LIST OF TASKS -
1 - Reproduce the part of the passage on diffusion model metrics that opens with the words containing "The diffusion modelling" and closes with "samples look good?).".
2 - Decide whether each statement below agrees with the passage on diffusion model metrics. Answer yes or no for each, and quote the words from the passage that settle it.
(a) Ho et al. showed that diffusion models could reach competitive BPD while optimizing a simplified surrogate loss.
(b) Nichol and Dhariwal narrowed the gap to the true variational bound by keeping the variance schedule fixed.
(c) Optimizing a model for BPD guarantees good FID.

(PAGE TEXT begins)

The diffusion modelling community adopted BPD as a primary metric starting with Ho et al. (2020, DDPM), who showed that diffusion models could achieve competitive BPD despite optimising a simplified surrogate loss. Nichol and Dhariwal (2021, “Improved Denoising Diffusion Probabilistic Models”) demonstrated that learning the variance schedule could close the gap between the simplified loss and the true variational bound, pushing diffusion BPD below autoregressive models. The tension between BPD and FID remains an active discussion — optimising for one does not guarantee the other, reflecting the fundamental difference between likelihood (did the model assign high probability to real data?) and sample quality (do generated samples look good?).

(PAGE TEXT ends)
(RECORD EXTRACTS begins)

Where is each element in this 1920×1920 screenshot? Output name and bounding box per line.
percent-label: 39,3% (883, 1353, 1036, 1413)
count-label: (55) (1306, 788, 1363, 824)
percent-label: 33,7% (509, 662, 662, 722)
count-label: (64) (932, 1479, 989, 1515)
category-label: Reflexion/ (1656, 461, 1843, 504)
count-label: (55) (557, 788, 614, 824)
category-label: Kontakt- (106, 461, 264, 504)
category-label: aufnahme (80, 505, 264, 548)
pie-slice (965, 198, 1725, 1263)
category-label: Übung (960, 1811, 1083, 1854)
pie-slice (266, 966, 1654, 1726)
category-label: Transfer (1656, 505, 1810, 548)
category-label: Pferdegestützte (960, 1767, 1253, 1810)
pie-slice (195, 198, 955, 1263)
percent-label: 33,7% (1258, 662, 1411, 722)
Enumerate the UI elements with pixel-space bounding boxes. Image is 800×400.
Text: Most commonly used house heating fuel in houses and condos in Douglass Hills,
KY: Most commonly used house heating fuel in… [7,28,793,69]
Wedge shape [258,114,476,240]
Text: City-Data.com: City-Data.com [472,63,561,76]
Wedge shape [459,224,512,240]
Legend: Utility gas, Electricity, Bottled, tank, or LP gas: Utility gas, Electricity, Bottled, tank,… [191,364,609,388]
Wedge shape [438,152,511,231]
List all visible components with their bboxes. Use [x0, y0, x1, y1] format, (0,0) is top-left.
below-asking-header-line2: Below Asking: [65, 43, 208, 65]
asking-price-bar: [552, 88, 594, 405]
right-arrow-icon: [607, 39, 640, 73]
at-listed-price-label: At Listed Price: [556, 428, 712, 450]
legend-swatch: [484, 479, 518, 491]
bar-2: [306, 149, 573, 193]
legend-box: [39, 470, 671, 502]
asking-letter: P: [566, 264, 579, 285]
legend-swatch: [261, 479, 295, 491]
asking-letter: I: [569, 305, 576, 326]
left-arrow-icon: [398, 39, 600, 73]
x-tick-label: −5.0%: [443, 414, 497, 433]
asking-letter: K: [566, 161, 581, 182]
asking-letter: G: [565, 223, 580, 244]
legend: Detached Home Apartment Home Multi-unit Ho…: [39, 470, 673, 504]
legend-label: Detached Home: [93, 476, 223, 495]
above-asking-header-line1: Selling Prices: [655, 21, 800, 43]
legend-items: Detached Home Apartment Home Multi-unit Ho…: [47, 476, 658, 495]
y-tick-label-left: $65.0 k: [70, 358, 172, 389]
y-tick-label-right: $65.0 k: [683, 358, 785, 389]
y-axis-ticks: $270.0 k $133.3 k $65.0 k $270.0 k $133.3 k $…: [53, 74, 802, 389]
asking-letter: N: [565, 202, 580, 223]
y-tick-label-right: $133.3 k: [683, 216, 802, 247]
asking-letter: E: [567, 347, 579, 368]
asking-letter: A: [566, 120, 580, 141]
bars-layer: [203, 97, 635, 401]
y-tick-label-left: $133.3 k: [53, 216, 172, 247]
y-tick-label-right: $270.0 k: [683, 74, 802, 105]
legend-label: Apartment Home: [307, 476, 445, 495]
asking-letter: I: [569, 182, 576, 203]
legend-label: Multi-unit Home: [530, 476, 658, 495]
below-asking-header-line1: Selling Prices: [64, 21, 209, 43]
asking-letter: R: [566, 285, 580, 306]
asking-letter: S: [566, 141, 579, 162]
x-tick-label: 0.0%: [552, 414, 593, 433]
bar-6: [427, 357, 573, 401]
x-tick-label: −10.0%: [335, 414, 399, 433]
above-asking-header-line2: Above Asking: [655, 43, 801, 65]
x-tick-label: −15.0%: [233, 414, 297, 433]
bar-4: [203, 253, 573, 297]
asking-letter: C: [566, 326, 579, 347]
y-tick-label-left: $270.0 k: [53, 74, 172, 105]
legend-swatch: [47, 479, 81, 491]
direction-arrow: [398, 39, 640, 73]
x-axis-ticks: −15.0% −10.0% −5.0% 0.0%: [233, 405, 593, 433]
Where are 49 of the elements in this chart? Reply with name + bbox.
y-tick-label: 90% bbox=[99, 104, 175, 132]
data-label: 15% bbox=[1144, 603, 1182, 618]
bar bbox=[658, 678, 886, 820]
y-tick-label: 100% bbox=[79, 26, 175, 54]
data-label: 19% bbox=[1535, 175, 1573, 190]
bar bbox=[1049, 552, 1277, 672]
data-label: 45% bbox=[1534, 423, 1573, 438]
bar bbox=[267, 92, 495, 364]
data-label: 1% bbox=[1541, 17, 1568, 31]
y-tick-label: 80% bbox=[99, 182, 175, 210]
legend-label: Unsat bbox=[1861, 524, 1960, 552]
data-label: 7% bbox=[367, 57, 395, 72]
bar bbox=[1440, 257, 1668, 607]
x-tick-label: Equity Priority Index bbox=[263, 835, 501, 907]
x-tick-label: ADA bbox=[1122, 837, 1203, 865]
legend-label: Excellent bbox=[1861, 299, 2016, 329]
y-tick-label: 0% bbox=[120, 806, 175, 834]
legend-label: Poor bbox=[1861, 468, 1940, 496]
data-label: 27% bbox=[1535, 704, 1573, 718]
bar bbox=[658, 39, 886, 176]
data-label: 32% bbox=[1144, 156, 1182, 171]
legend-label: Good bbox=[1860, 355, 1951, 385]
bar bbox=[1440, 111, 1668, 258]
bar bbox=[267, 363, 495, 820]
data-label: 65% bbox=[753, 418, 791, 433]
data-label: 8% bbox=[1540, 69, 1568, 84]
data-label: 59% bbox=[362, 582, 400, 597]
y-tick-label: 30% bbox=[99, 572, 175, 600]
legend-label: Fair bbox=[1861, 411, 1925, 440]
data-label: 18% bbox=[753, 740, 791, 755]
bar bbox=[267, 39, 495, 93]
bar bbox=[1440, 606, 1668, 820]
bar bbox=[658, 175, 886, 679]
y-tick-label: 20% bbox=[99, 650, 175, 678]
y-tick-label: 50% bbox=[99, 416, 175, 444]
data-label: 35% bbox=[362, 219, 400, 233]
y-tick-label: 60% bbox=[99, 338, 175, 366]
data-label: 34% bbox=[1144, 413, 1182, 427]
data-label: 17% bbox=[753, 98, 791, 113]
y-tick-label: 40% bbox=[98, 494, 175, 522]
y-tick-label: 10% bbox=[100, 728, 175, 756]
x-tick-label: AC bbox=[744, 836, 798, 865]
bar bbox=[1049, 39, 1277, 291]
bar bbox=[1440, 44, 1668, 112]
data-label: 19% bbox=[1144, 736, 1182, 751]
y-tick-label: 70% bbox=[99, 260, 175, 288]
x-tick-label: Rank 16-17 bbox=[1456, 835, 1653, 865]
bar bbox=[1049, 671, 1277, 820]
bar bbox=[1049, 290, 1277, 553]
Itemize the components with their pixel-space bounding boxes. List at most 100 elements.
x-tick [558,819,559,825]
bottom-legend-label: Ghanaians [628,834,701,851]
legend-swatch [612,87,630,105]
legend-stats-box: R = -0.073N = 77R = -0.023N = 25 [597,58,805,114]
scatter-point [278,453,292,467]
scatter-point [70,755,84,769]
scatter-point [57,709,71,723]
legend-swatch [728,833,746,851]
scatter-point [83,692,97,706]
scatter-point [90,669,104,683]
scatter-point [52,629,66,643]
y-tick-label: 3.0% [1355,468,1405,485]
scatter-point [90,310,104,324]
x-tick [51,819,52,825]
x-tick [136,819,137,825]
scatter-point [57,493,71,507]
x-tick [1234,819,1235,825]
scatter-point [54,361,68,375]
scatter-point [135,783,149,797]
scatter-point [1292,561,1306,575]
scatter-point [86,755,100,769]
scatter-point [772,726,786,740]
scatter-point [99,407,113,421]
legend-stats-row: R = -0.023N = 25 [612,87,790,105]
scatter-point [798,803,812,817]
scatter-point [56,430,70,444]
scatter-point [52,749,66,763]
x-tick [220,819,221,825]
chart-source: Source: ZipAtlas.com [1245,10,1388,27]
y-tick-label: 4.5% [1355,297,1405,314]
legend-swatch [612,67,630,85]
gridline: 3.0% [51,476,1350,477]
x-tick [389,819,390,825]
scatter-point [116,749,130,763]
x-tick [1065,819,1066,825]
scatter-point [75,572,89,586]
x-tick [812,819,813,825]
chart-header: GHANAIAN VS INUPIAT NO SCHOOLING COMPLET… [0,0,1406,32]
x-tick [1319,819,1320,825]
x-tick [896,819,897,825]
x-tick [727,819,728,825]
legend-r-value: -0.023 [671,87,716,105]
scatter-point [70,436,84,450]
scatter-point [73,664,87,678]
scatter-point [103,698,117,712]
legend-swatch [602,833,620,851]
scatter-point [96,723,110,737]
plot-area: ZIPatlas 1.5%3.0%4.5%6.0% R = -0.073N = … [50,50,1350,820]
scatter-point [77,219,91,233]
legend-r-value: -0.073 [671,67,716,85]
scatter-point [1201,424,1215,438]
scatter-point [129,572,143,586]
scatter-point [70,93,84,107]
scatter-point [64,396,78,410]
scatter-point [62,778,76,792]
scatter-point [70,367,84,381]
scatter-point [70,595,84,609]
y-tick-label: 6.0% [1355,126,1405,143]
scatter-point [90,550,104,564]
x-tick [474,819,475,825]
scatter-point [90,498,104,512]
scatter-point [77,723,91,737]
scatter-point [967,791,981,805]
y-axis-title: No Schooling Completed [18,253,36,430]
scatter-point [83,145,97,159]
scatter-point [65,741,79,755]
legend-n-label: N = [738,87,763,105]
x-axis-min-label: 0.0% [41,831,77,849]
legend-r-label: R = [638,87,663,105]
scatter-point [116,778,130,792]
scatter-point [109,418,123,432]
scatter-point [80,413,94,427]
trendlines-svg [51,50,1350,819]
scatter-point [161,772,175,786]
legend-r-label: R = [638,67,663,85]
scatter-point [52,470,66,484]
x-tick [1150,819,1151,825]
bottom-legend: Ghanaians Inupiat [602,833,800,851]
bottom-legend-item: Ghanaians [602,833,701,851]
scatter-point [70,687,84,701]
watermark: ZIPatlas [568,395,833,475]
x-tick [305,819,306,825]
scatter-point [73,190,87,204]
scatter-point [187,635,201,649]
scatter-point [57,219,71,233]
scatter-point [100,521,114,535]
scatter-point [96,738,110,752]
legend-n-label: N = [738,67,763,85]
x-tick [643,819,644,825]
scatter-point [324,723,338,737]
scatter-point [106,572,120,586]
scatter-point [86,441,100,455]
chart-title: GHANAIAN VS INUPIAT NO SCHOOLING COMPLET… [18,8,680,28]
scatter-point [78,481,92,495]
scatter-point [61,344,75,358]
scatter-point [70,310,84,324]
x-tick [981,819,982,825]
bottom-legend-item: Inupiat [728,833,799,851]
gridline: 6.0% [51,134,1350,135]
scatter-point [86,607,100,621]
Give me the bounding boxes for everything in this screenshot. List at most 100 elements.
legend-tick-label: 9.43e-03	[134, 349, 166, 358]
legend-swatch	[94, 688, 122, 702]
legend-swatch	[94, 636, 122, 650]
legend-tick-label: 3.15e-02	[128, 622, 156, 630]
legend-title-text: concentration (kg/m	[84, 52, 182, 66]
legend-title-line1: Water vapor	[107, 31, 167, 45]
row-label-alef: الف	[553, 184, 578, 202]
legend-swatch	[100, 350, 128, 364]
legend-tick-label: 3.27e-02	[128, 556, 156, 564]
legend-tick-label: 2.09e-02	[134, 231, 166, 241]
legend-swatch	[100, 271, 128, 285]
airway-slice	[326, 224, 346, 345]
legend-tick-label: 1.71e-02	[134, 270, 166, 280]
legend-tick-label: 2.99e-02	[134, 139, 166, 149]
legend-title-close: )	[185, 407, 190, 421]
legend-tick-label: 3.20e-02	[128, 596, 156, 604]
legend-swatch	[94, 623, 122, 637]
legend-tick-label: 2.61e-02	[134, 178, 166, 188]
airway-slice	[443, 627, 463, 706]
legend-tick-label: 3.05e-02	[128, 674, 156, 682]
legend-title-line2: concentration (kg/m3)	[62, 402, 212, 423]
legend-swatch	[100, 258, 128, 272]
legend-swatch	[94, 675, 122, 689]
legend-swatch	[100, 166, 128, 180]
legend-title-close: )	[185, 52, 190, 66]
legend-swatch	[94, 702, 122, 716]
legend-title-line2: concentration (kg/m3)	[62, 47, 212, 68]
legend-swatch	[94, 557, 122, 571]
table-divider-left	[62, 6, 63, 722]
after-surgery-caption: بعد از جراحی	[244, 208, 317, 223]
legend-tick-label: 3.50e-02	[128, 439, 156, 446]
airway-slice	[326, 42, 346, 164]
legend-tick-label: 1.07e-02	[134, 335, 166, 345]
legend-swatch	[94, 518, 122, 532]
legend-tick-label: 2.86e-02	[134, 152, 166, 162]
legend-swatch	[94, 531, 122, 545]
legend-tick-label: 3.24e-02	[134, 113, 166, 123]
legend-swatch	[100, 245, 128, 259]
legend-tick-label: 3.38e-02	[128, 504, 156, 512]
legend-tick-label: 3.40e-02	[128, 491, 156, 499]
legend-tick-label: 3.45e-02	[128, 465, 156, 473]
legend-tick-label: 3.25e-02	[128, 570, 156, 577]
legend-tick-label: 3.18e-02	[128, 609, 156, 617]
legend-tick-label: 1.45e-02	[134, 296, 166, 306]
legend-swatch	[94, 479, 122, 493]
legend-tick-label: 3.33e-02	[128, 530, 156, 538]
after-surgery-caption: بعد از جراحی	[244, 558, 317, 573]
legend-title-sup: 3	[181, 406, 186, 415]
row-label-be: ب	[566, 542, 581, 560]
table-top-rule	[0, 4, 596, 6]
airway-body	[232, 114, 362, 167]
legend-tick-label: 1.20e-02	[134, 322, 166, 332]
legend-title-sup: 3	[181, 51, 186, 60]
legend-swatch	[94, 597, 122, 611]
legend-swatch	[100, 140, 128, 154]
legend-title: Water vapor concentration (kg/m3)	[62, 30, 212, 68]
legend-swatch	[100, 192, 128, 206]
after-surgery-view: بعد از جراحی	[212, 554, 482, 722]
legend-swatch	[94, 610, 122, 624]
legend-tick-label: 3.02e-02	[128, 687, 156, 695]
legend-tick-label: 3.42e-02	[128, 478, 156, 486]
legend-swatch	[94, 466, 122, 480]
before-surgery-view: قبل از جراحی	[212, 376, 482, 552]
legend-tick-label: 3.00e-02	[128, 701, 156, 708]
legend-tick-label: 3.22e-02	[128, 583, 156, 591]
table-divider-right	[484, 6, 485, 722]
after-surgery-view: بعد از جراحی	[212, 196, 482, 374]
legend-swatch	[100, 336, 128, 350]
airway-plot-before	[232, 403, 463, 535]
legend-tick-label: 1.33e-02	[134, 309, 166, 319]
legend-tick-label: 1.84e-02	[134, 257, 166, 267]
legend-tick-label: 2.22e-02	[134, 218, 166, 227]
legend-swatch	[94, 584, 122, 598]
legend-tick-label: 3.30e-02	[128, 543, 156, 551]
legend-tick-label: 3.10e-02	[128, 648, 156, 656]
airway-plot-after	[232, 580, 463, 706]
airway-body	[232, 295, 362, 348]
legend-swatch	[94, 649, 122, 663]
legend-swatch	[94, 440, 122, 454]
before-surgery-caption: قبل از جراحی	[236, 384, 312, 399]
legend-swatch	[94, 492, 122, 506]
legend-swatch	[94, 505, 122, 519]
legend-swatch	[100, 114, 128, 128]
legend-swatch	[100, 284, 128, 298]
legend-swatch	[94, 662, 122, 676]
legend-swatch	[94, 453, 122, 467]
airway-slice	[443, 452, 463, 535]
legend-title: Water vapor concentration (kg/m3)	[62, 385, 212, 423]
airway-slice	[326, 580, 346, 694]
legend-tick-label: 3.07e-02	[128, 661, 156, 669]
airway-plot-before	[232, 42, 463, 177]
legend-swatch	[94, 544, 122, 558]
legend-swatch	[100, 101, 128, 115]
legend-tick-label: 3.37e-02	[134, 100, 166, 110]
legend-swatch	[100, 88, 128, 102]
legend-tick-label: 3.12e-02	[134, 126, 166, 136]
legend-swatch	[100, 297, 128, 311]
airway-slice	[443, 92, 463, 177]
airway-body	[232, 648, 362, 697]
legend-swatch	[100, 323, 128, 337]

(RECORD EXTRACTS ends)

PER-TASK OUTPUTS -
1 -
The diffusion modelling community adopted BPD as a primary metric starting with Ho et al. (2020, DDPM), who showed that diffusion models could achieve competitive BPD despite optimising a simplified surrogate loss. Nichol and Dhariwal (2021, “Improved Denoising Diffusion Probabilistic Models”) demonstrated that learning the variance schedule could close the gap between the simplified loss and the true variational bound, pushing diffusion BPD below autoregressive models. The tension between BPD and FID remains an active discussion — optimising for one does not guarantee the other, reflecting the fundamental difference between likelihood (did the model assign high probability to real data?) and sample quality (do generated samples look good?).

2 -
(a) Yes: "who showed that diffusion models could achieve competitive BPD despite optimising a simplified surrogate loss."
(b) No: "learning the variance schedule could close the gap between the simplified loss and the true variational bound."
(c) No: "optimising for one does not guarantee the other."